Given instruction — Your task is to repeat the entries exactly. Leave the pictures out.

Stored rows —
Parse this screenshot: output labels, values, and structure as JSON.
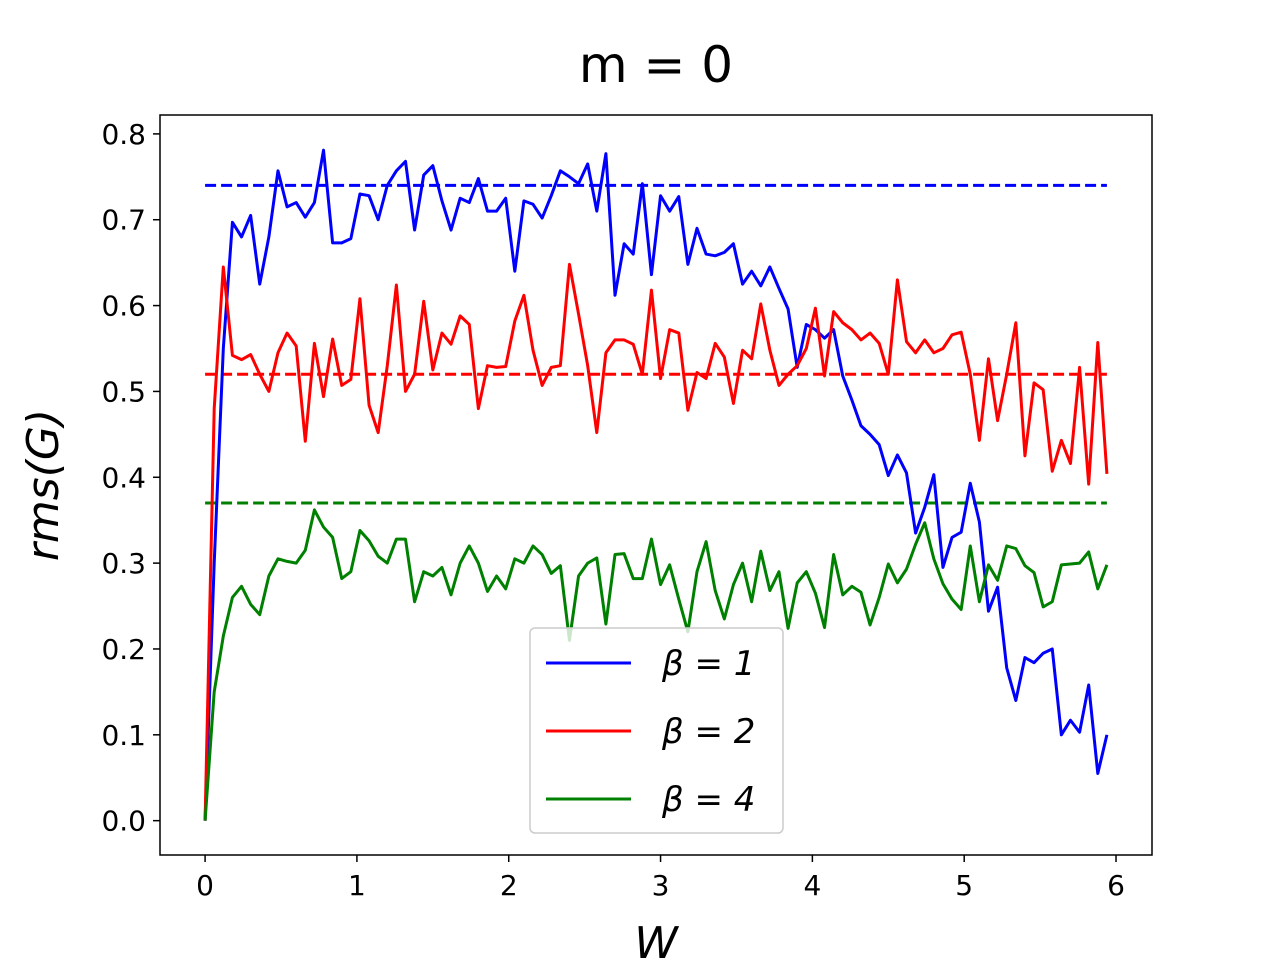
{
  "chart_data": {
    "type": "line",
    "title": "m = 0",
    "xlabel": "W",
    "ylabel": "rms(G)",
    "x": [
      0,
      0.06,
      0.12,
      0.18,
      0.24,
      0.3,
      0.36,
      0.42,
      0.48,
      0.54,
      0.6,
      0.66,
      0.72,
      0.78,
      0.84,
      0.9,
      0.96,
      1.02,
      1.08,
      1.14,
      1.2,
      1.26,
      1.32,
      1.38,
      1.44,
      1.5,
      1.56,
      1.62,
      1.68,
      1.74,
      1.8,
      1.86,
      1.92,
      1.98,
      2.04,
      2.1,
      2.16,
      2.22,
      2.28,
      2.34,
      2.4,
      2.46,
      2.52,
      2.58,
      2.64,
      2.7,
      2.76,
      2.82,
      2.88,
      2.94,
      3,
      3.06,
      3.12,
      3.18,
      3.24,
      3.3,
      3.36,
      3.42,
      3.48,
      3.54,
      3.6,
      3.66,
      3.72,
      3.78,
      3.84,
      3.9,
      3.96,
      4.02,
      4.08,
      4.14,
      4.2,
      4.26,
      4.32,
      4.38,
      4.44,
      4.5,
      4.56,
      4.62,
      4.68,
      4.74,
      4.8,
      4.86,
      4.92,
      4.98,
      5.04,
      5.1,
      5.16,
      5.22,
      5.28,
      5.34,
      5.4,
      5.46,
      5.52,
      5.58,
      5.64,
      5.7,
      5.76,
      5.82,
      5.88,
      5.94
    ],
    "series": [
      {
        "name": "β = 1",
        "color": "#0000ff",
        "values": [
          0,
          0.3,
          0.55,
          0.697,
          0.68,
          0.705,
          0.625,
          0.68,
          0.757,
          0.715,
          0.72,
          0.703,
          0.72,
          0.781,
          0.673,
          0.673,
          0.678,
          0.73,
          0.728,
          0.7,
          0.74,
          0.757,
          0.768,
          0.688,
          0.752,
          0.763,
          0.722,
          0.688,
          0.725,
          0.72,
          0.748,
          0.71,
          0.71,
          0.725,
          0.64,
          0.722,
          0.718,
          0.702,
          0.728,
          0.757,
          0.75,
          0.742,
          0.765,
          0.71,
          0.777,
          0.612,
          0.672,
          0.66,
          0.742,
          0.636,
          0.728,
          0.71,
          0.727,
          0.648,
          0.69,
          0.66,
          0.658,
          0.662,
          0.672,
          0.625,
          0.64,
          0.623,
          0.645,
          0.62,
          0.596,
          0.528,
          0.578,
          0.572,
          0.562,
          0.572,
          0.518,
          0.49,
          0.46,
          0.45,
          0.438,
          0.402,
          0.426,
          0.405,
          0.335,
          0.365,
          0.403,
          0.295,
          0.33,
          0.336,
          0.393,
          0.348,
          0.244,
          0.272,
          0.178,
          0.14,
          0.19,
          0.184,
          0.195,
          0.2,
          0.1,
          0.117,
          0.103,
          0.158,
          0.055,
          0.1
        ]
      },
      {
        "name": "β = 2",
        "color": "#ff0000",
        "values": [
          0,
          0.48,
          0.645,
          0.542,
          0.537,
          0.543,
          0.52,
          0.5,
          0.545,
          0.568,
          0.553,
          0.442,
          0.556,
          0.494,
          0.561,
          0.507,
          0.514,
          0.608,
          0.484,
          0.452,
          0.53,
          0.624,
          0.5,
          0.52,
          0.605,
          0.525,
          0.568,
          0.555,
          0.588,
          0.578,
          0.48,
          0.53,
          0.528,
          0.529,
          0.582,
          0.612,
          0.548,
          0.507,
          0.528,
          0.53,
          0.648,
          0.59,
          0.53,
          0.452,
          0.545,
          0.56,
          0.56,
          0.555,
          0.52,
          0.618,
          0.515,
          0.572,
          0.568,
          0.478,
          0.522,
          0.515,
          0.556,
          0.54,
          0.486,
          0.548,
          0.538,
          0.602,
          0.548,
          0.507,
          0.52,
          0.53,
          0.55,
          0.597,
          0.518,
          0.593,
          0.58,
          0.572,
          0.56,
          0.568,
          0.556,
          0.52,
          0.63,
          0.558,
          0.545,
          0.56,
          0.545,
          0.55,
          0.566,
          0.569,
          0.52,
          0.443,
          0.538,
          0.466,
          0.52,
          0.58,
          0.425,
          0.51,
          0.502,
          0.407,
          0.443,
          0.416,
          0.528,
          0.392,
          0.557,
          0.404
        ]
      },
      {
        "name": "β = 4",
        "color": "#008000",
        "values": [
          0,
          0.15,
          0.215,
          0.26,
          0.273,
          0.252,
          0.24,
          0.285,
          0.305,
          0.302,
          0.3,
          0.315,
          0.362,
          0.342,
          0.33,
          0.282,
          0.29,
          0.338,
          0.326,
          0.308,
          0.3,
          0.328,
          0.328,
          0.255,
          0.29,
          0.285,
          0.295,
          0.263,
          0.3,
          0.32,
          0.3,
          0.267,
          0.285,
          0.27,
          0.305,
          0.3,
          0.32,
          0.31,
          0.288,
          0.297,
          0.21,
          0.285,
          0.3,
          0.306,
          0.229,
          0.31,
          0.311,
          0.282,
          0.282,
          0.328,
          0.275,
          0.298,
          0.258,
          0.22,
          0.29,
          0.325,
          0.268,
          0.235,
          0.275,
          0.3,
          0.255,
          0.314,
          0.268,
          0.29,
          0.224,
          0.277,
          0.29,
          0.265,
          0.225,
          0.31,
          0.263,
          0.273,
          0.266,
          0.228,
          0.26,
          0.299,
          0.277,
          0.293,
          0.322,
          0.347,
          0.305,
          0.276,
          0.258,
          0.246,
          0.32,
          0.255,
          0.298,
          0.28,
          0.32,
          0.317,
          0.297,
          0.289,
          0.249,
          0.255,
          0.298,
          0.299,
          0.3,
          0.313,
          0.27,
          0.298
        ]
      }
    ],
    "reference_lines": [
      {
        "value": 0.74,
        "color": "#0000ff"
      },
      {
        "value": 0.52,
        "color": "#ff0000"
      },
      {
        "value": 0.37,
        "color": "#008000"
      }
    ],
    "xlim": [
      -0.297,
      6.237
    ],
    "ylim": [
      -0.04,
      0.822
    ],
    "xticks": [
      0,
      1,
      2,
      3,
      4,
      5,
      6
    ],
    "yticks": [
      {
        "value": 0,
        "label": "0.0"
      },
      0.1,
      0.2,
      0.3,
      0.4,
      0.5,
      0.6,
      0.7,
      0.8
    ],
    "legend": "lower center"
  }
}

Full solution —
Parse this screenshot: output labels, values, and structure as JSON.
{
  "chart_data": {
    "type": "line",
    "title": "m = 0",
    "xlabel": "W",
    "ylabel": "rms(G)",
    "x": [
      0,
      0.06,
      0.12,
      0.18,
      0.24,
      0.3,
      0.36,
      0.42,
      0.48,
      0.54,
      0.6,
      0.66,
      0.72,
      0.78,
      0.84,
      0.9,
      0.96,
      1.02,
      1.08,
      1.14,
      1.2,
      1.26,
      1.32,
      1.38,
      1.44,
      1.5,
      1.56,
      1.62,
      1.68,
      1.74,
      1.8,
      1.86,
      1.92,
      1.98,
      2.04,
      2.1,
      2.16,
      2.22,
      2.28,
      2.34,
      2.4,
      2.46,
      2.52,
      2.58,
      2.64,
      2.7,
      2.76,
      2.82,
      2.88,
      2.94,
      3,
      3.06,
      3.12,
      3.18,
      3.24,
      3.3,
      3.36,
      3.42,
      3.48,
      3.54,
      3.6,
      3.66,
      3.72,
      3.78,
      3.84,
      3.9,
      3.96,
      4.02,
      4.08,
      4.14,
      4.2,
      4.26,
      4.32,
      4.38,
      4.44,
      4.5,
      4.56,
      4.62,
      4.68,
      4.74,
      4.8,
      4.86,
      4.92,
      4.98,
      5.04,
      5.1,
      5.16,
      5.22,
      5.28,
      5.34,
      5.4,
      5.46,
      5.52,
      5.58,
      5.64,
      5.7,
      5.76,
      5.82,
      5.88,
      5.94
    ],
    "series": [
      {
        "name": "β = 1",
        "color": "#0000ff",
        "values": [
          0,
          0.3,
          0.55,
          0.697,
          0.68,
          0.705,
          0.625,
          0.68,
          0.757,
          0.715,
          0.72,
          0.703,
          0.72,
          0.781,
          0.673,
          0.673,
          0.678,
          0.73,
          0.728,
          0.7,
          0.74,
          0.757,
          0.768,
          0.688,
          0.752,
          0.763,
          0.722,
          0.688,
          0.725,
          0.72,
          0.748,
          0.71,
          0.71,
          0.725,
          0.64,
          0.722,
          0.718,
          0.702,
          0.728,
          0.757,
          0.75,
          0.742,
          0.765,
          0.71,
          0.777,
          0.612,
          0.672,
          0.66,
          0.742,
          0.636,
          0.728,
          0.71,
          0.727,
          0.648,
          0.69,
          0.66,
          0.658,
          0.662,
          0.672,
          0.625,
          0.64,
          0.623,
          0.645,
          0.62,
          0.596,
          0.528,
          0.578,
          0.572,
          0.562,
          0.572,
          0.518,
          0.49,
          0.46,
          0.45,
          0.438,
          0.402,
          0.426,
          0.405,
          0.335,
          0.365,
          0.403,
          0.295,
          0.33,
          0.336,
          0.393,
          0.348,
          0.244,
          0.272,
          0.178,
          0.14,
          0.19,
          0.184,
          0.195,
          0.2,
          0.1,
          0.117,
          0.103,
          0.158,
          0.055,
          0.1
        ]
      },
      {
        "name": "β = 2",
        "color": "#ff0000",
        "values": [
          0,
          0.48,
          0.645,
          0.542,
          0.537,
          0.543,
          0.52,
          0.5,
          0.545,
          0.568,
          0.553,
          0.442,
          0.556,
          0.494,
          0.561,
          0.507,
          0.514,
          0.608,
          0.484,
          0.452,
          0.53,
          0.624,
          0.5,
          0.52,
          0.605,
          0.525,
          0.568,
          0.555,
          0.588,
          0.578,
          0.48,
          0.53,
          0.528,
          0.529,
          0.582,
          0.612,
          0.548,
          0.507,
          0.528,
          0.53,
          0.648,
          0.59,
          0.53,
          0.452,
          0.545,
          0.56,
          0.56,
          0.555,
          0.52,
          0.618,
          0.515,
          0.572,
          0.568,
          0.478,
          0.522,
          0.515,
          0.556,
          0.54,
          0.486,
          0.548,
          0.538,
          0.602,
          0.548,
          0.507,
          0.52,
          0.53,
          0.55,
          0.597,
          0.518,
          0.593,
          0.58,
          0.572,
          0.56,
          0.568,
          0.556,
          0.52,
          0.63,
          0.558,
          0.545,
          0.56,
          0.545,
          0.55,
          0.566,
          0.569,
          0.52,
          0.443,
          0.538,
          0.466,
          0.52,
          0.58,
          0.425,
          0.51,
          0.502,
          0.407,
          0.443,
          0.416,
          0.528,
          0.392,
          0.557,
          0.404
        ]
      },
      {
        "name": "β = 4",
        "color": "#008000",
        "values": [
          0,
          0.15,
          0.215,
          0.26,
          0.273,
          0.252,
          0.24,
          0.285,
          0.305,
          0.302,
          0.3,
          0.315,
          0.362,
          0.342,
          0.33,
          0.282,
          0.29,
          0.338,
          0.326,
          0.308,
          0.3,
          0.328,
          0.328,
          0.255,
          0.29,
          0.285,
          0.295,
          0.263,
          0.3,
          0.32,
          0.3,
          0.267,
          0.285,
          0.27,
          0.305,
          0.3,
          0.32,
          0.31,
          0.288,
          0.297,
          0.21,
          0.285,
          0.3,
          0.306,
          0.229,
          0.31,
          0.311,
          0.282,
          0.282,
          0.328,
          0.275,
          0.298,
          0.258,
          0.22,
          0.29,
          0.325,
          0.268,
          0.235,
          0.275,
          0.3,
          0.255,
          0.314,
          0.268,
          0.29,
          0.224,
          0.277,
          0.29,
          0.265,
          0.225,
          0.31,
          0.263,
          0.273,
          0.266,
          0.228,
          0.26,
          0.299,
          0.277,
          0.293,
          0.322,
          0.347,
          0.305,
          0.276,
          0.258,
          0.246,
          0.32,
          0.255,
          0.298,
          0.28,
          0.32,
          0.317,
          0.297,
          0.289,
          0.249,
          0.255,
          0.298,
          0.299,
          0.3,
          0.313,
          0.27,
          0.298
        ]
      }
    ],
    "reference_lines": [
      {
        "value": 0.74,
        "color": "#0000ff"
      },
      {
        "value": 0.52,
        "color": "#ff0000"
      },
      {
        "value": 0.37,
        "color": "#008000"
      }
    ],
    "xlim": [
      -0.297,
      6.237
    ],
    "ylim": [
      -0.04,
      0.822
    ],
    "xticks": [
      0,
      1,
      2,
      3,
      4,
      5,
      6
    ],
    "yticks": [
      {
        "value": 0,
        "label": "0.0"
      },
      0.1,
      0.2,
      0.3,
      0.4,
      0.5,
      0.6,
      0.7,
      0.8
    ],
    "legend": "lower center"
  }
}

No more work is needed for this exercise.